**Recorded data**
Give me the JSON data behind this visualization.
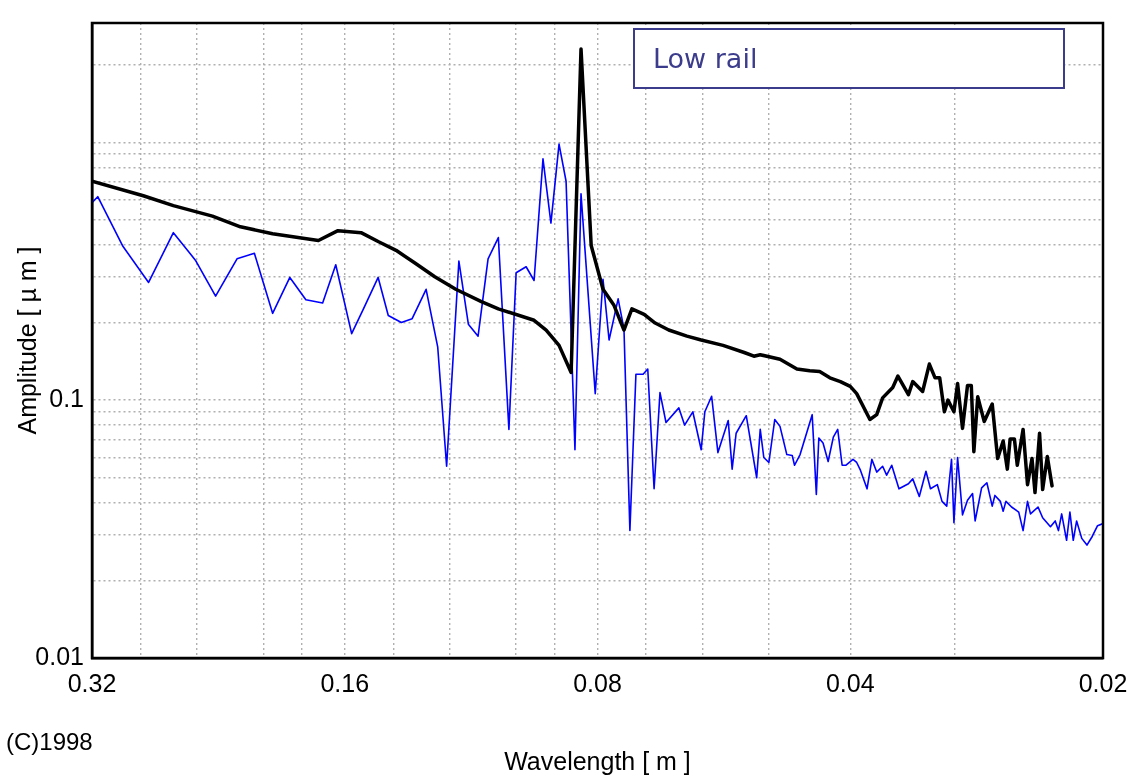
{
  "chart_data": {
    "type": "line",
    "xlabel": "Wavelength [ m ]",
    "ylabel": "Amplitude [ µ m ]",
    "log": "xy",
    "grid": true,
    "legend": false,
    "marker": "none",
    "line_style": "solid",
    "xlim": [
      0.32,
      0.02
    ],
    "ylim": [
      0.01,
      2.9
    ],
    "xticks": [
      0.32,
      {
        "value": 0.28,
        "label": null
      },
      {
        "value": 0.24,
        "label": null
      },
      {
        "value": 0.2,
        "label": null
      },
      {
        "value": 0.18,
        "label": null
      },
      0.16,
      {
        "value": 0.14,
        "label": null
      },
      {
        "value": 0.12,
        "label": null
      },
      {
        "value": 0.1,
        "label": null
      },
      {
        "value": 0.09,
        "label": null
      },
      0.08,
      {
        "value": 0.07,
        "label": null
      },
      {
        "value": 0.06,
        "label": null
      },
      {
        "value": 0.05,
        "label": null
      },
      0.04,
      {
        "value": 0.03,
        "label": null
      },
      0.02
    ],
    "yticks": [
      0.01,
      {
        "value": 0.02,
        "label": null
      },
      {
        "value": 0.03,
        "label": null
      },
      {
        "value": 0.04,
        "label": null
      },
      {
        "value": 0.05,
        "label": null
      },
      {
        "value": 0.06,
        "label": null
      },
      {
        "value": 0.07,
        "label": null
      },
      {
        "value": 0.08,
        "label": null
      },
      {
        "value": 0.09,
        "label": null
      },
      0.1,
      {
        "value": 0.2,
        "label": null
      },
      {
        "value": 0.3,
        "label": null
      },
      {
        "value": 0.4,
        "label": null
      },
      {
        "value": 0.5,
        "label": null
      },
      {
        "value": 0.6,
        "label": null
      },
      {
        "value": 0.7,
        "label": null
      },
      {
        "value": 0.8,
        "label": null
      },
      {
        "value": 0.9,
        "label": null
      },
      {
        "value": 1,
        "label": null
      },
      {
        "value": 2,
        "label": null
      }
    ],
    "annotations": [
      "Low rail",
      "(C)1998"
    ],
    "series": [
      {
        "color": "#000000",
        "x": [
          0.32,
          0.278,
          0.256,
          0.23,
          0.213,
          0.195,
          0.172,
          0.163,
          0.153,
          0.146,
          0.139,
          0.132,
          0.125,
          0.118,
          0.11,
          0.105,
          0.0952,
          0.0921,
          0.0889,
          0.086,
          0.0837,
          0.0814,
          0.0788,
          0.0765,
          0.0744,
          0.0728,
          0.0704,
          0.0683,
          0.0658,
          0.0626,
          0.0602,
          0.0567,
          0.0535,
          0.0521,
          0.0512,
          0.0485,
          0.0463,
          0.0447,
          0.0435,
          0.0423,
          0.0411,
          0.04,
          0.0393,
          0.0379,
          0.0372,
          0.0366,
          0.0356,
          0.0351,
          0.0341,
          0.0337,
          0.0328,
          0.0322,
          0.0317,
          0.0313,
          0.0309,
          0.0306,
          0.0301,
          0.0298,
          0.0294,
          0.029,
          0.0287,
          0.0285,
          0.0282,
          0.0277,
          0.0271,
          0.0267,
          0.0263,
          0.026,
          0.0258,
          0.0255,
          0.0253,
          0.0249,
          0.0246,
          0.0243,
          0.0241,
          0.0238,
          0.0236,
          0.0233,
          0.023
        ],
        "values": [
          0.706,
          0.62,
          0.568,
          0.517,
          0.47,
          0.442,
          0.416,
          0.454,
          0.446,
          0.412,
          0.381,
          0.34,
          0.301,
          0.269,
          0.241,
          0.226,
          0.204,
          0.187,
          0.163,
          0.128,
          2.3,
          0.398,
          0.269,
          0.234,
          0.187,
          0.226,
          0.215,
          0.199,
          0.187,
          0.177,
          0.171,
          0.163,
          0.153,
          0.148,
          0.15,
          0.144,
          0.132,
          0.13,
          0.129,
          0.122,
          0.118,
          0.113,
          0.106,
          0.0841,
          0.0878,
          0.102,
          0.112,
          0.124,
          0.105,
          0.118,
          0.108,
          0.138,
          0.122,
          0.122,
          0.0901,
          0.1,
          0.0901,
          0.116,
          0.0777,
          0.114,
          0.114,
          0.0631,
          0.103,
          0.0826,
          0.0966,
          0.0594,
          0.0694,
          0.054,
          0.0707,
          0.0707,
          0.0559,
          0.077,
          0.047,
          0.0594,
          0.0438,
          0.0744,
          0.045,
          0.0604,
          0.0465
        ]
      },
      {
        "color": "#0000ff",
        "x": [
          0.32,
          0.315,
          0.294,
          0.274,
          0.256,
          0.241,
          0.228,
          0.215,
          0.205,
          0.195,
          0.186,
          0.178,
          0.17,
          0.164,
          0.157,
          0.152,
          0.146,
          0.142,
          0.137,
          0.133,
          0.128,
          0.124,
          0.121,
          0.117,
          0.114,
          0.111,
          0.108,
          0.105,
          0.102,
          0.1,
          0.0973,
          0.0952,
          0.0929,
          0.0909,
          0.0889,
          0.0872,
          0.0851,
          0.0837,
          0.0805,
          0.0788,
          0.0775,
          0.0756,
          0.0744,
          0.0732,
          0.072,
          0.0706,
          0.0697,
          0.0685,
          0.0674,
          0.0663,
          0.064,
          0.063,
          0.0616,
          0.0602,
          0.0596,
          0.0585,
          0.0575,
          0.0559,
          0.0553,
          0.0547,
          0.0532,
          0.0517,
          0.0512,
          0.0507,
          0.05,
          0.0492,
          0.0485,
          0.0476,
          0.0469,
          0.0466,
          0.0459,
          0.0444,
          0.0439,
          0.0436,
          0.0431,
          0.0425,
          0.0419,
          0.0414,
          0.0409,
          0.0405,
          0.0397,
          0.0393,
          0.0389,
          0.0382,
          0.0377,
          0.0372,
          0.0366,
          0.0362,
          0.0357,
          0.035,
          0.0341,
          0.0337,
          0.0331,
          0.0325,
          0.0321,
          0.0315,
          0.0311,
          0.0307,
          0.0303,
          0.0301,
          0.0298,
          0.0294,
          0.029,
          0.0286,
          0.0284,
          0.0279,
          0.0275,
          0.0271,
          0.0269,
          0.0265,
          0.0263,
          0.0261,
          0.0257,
          0.0252,
          0.0249,
          0.0246,
          0.0244,
          0.0239,
          0.0236,
          0.0231,
          0.0228,
          0.0226,
          0.0224,
          0.0221,
          0.0219,
          0.0217,
          0.0215,
          0.0212,
          0.0209,
          0.0206,
          0.0203,
          0.02
        ],
        "values": [
          0.583,
          0.615,
          0.395,
          0.286,
          0.446,
          0.349,
          0.253,
          0.353,
          0.371,
          0.217,
          0.299,
          0.245,
          0.238,
          0.335,
          0.181,
          0.226,
          0.299,
          0.213,
          0.2,
          0.207,
          0.269,
          0.161,
          0.0554,
          0.346,
          0.197,
          0.177,
          0.353,
          0.427,
          0.077,
          0.312,
          0.329,
          0.291,
          0.862,
          0.486,
          0.983,
          0.706,
          0.0642,
          0.631,
          0.106,
          0.294,
          0.171,
          0.247,
          0.189,
          0.0312,
          0.126,
          0.126,
          0.132,
          0.0453,
          0.107,
          0.0819,
          0.0933,
          0.08,
          0.0901,
          0.0642,
          0.0901,
          0.1035,
          0.0626,
          0.0833,
          0.054,
          0.0744,
          0.087,
          0.05,
          0.077,
          0.0599,
          0.0573,
          0.0841,
          0.0791,
          0.0615,
          0.061,
          0.0559,
          0.0615,
          0.0878,
          0.0431,
          0.0713,
          0.0682,
          0.0578,
          0.0719,
          0.077,
          0.0559,
          0.0559,
          0.0589,
          0.0573,
          0.0535,
          0.0453,
          0.0589,
          0.0526,
          0.0554,
          0.0512,
          0.0559,
          0.0453,
          0.0474,
          0.0495,
          0.0423,
          0.053,
          0.0453,
          0.047,
          0.0405,
          0.0388,
          0.0589,
          0.0335,
          0.0599,
          0.0359,
          0.0409,
          0.0434,
          0.034,
          0.0457,
          0.0478,
          0.0388,
          0.0427,
          0.0405,
          0.0371,
          0.0405,
          0.0385,
          0.0368,
          0.0312,
          0.0405,
          0.0362,
          0.0385,
          0.035,
          0.0323,
          0.034,
          0.0312,
          0.0362,
          0.0286,
          0.0368,
          0.0286,
          0.034,
          0.0291,
          0.0274,
          0.0296,
          0.0326,
          0.0332
        ]
      }
    ]
  }
}
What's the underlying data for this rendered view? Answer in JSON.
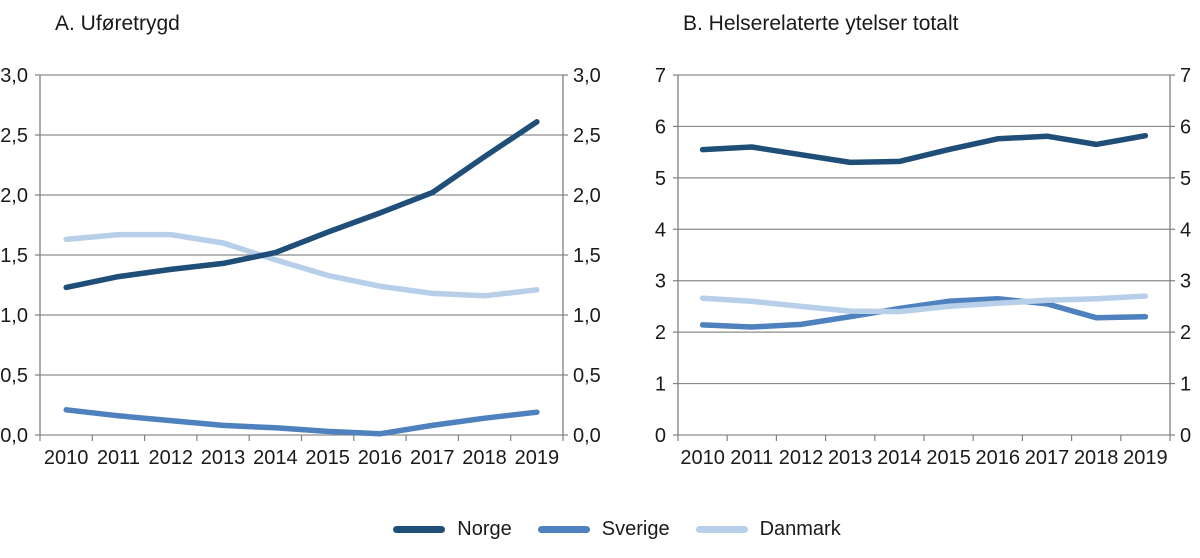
{
  "figure": {
    "background": "#ffffff",
    "text_color": "#1a1a1a",
    "axis_color": "#808080",
    "grid_color": "#8c8c8c"
  },
  "chart_data": [
    {
      "type": "line",
      "title": "A. Uføretrygd",
      "categories": [
        "2010",
        "2011",
        "2012",
        "2013",
        "2014",
        "2015",
        "2016",
        "2017",
        "2018",
        "2019"
      ],
      "ylim": [
        0,
        3
      ],
      "ystep": 0.5,
      "y_tick_labels_top_to_bottom": [
        "3,0",
        "2,5",
        "2,0",
        "1,5",
        "1,0",
        "0,5",
        "0,0"
      ],
      "y_axis_sides": "both",
      "grid": true,
      "series": [
        {
          "name": "Norge",
          "color": "#1F4E79",
          "values": [
            1.23,
            1.32,
            1.38,
            1.43,
            1.52,
            1.69,
            1.85,
            2.02,
            2.32,
            2.61
          ]
        },
        {
          "name": "Sverige",
          "color": "#4E81BD",
          "values": [
            0.21,
            0.16,
            0.12,
            0.08,
            0.06,
            0.03,
            0.01,
            0.08,
            0.14,
            0.19
          ]
        },
        {
          "name": "Danmark",
          "color": "#B8CFE9",
          "values": [
            1.63,
            1.67,
            1.67,
            1.6,
            1.46,
            1.33,
            1.24,
            1.18,
            1.16,
            1.21
          ]
        }
      ]
    },
    {
      "type": "line",
      "title": "B. Helserelaterte ytelser totalt",
      "categories": [
        "2010",
        "2011",
        "2012",
        "2013",
        "2014",
        "2015",
        "2016",
        "2017",
        "2018",
        "2019"
      ],
      "ylim": [
        0,
        7
      ],
      "ystep": 1,
      "y_tick_labels_top_to_bottom": [
        "7",
        "6",
        "5",
        "4",
        "3",
        "2",
        "1",
        "0"
      ],
      "y_axis_sides": "both",
      "grid": true,
      "series": [
        {
          "name": "Norge",
          "color": "#1F4E79",
          "values": [
            5.55,
            5.6,
            5.45,
            5.3,
            5.32,
            5.55,
            5.76,
            5.81,
            5.65,
            5.82
          ]
        },
        {
          "name": "Sverige",
          "color": "#4E81BD",
          "values": [
            2.14,
            2.1,
            2.15,
            2.3,
            2.46,
            2.6,
            2.65,
            2.55,
            2.28,
            2.3
          ]
        },
        {
          "name": "Danmark",
          "color": "#B8CFE9",
          "values": [
            2.66,
            2.6,
            2.5,
            2.41,
            2.4,
            2.5,
            2.56,
            2.62,
            2.65,
            2.7
          ]
        }
      ]
    }
  ],
  "legend": {
    "position": "bottom",
    "items": [
      {
        "label": "Norge",
        "color": "#1F4E79"
      },
      {
        "label": "Sverige",
        "color": "#4E81BD"
      },
      {
        "label": "Danmark",
        "color": "#B8CFE9"
      }
    ]
  }
}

**What you have to do**
Count the lines in the material above where the string "this" appears, then state only that count.

**Finished answer**
2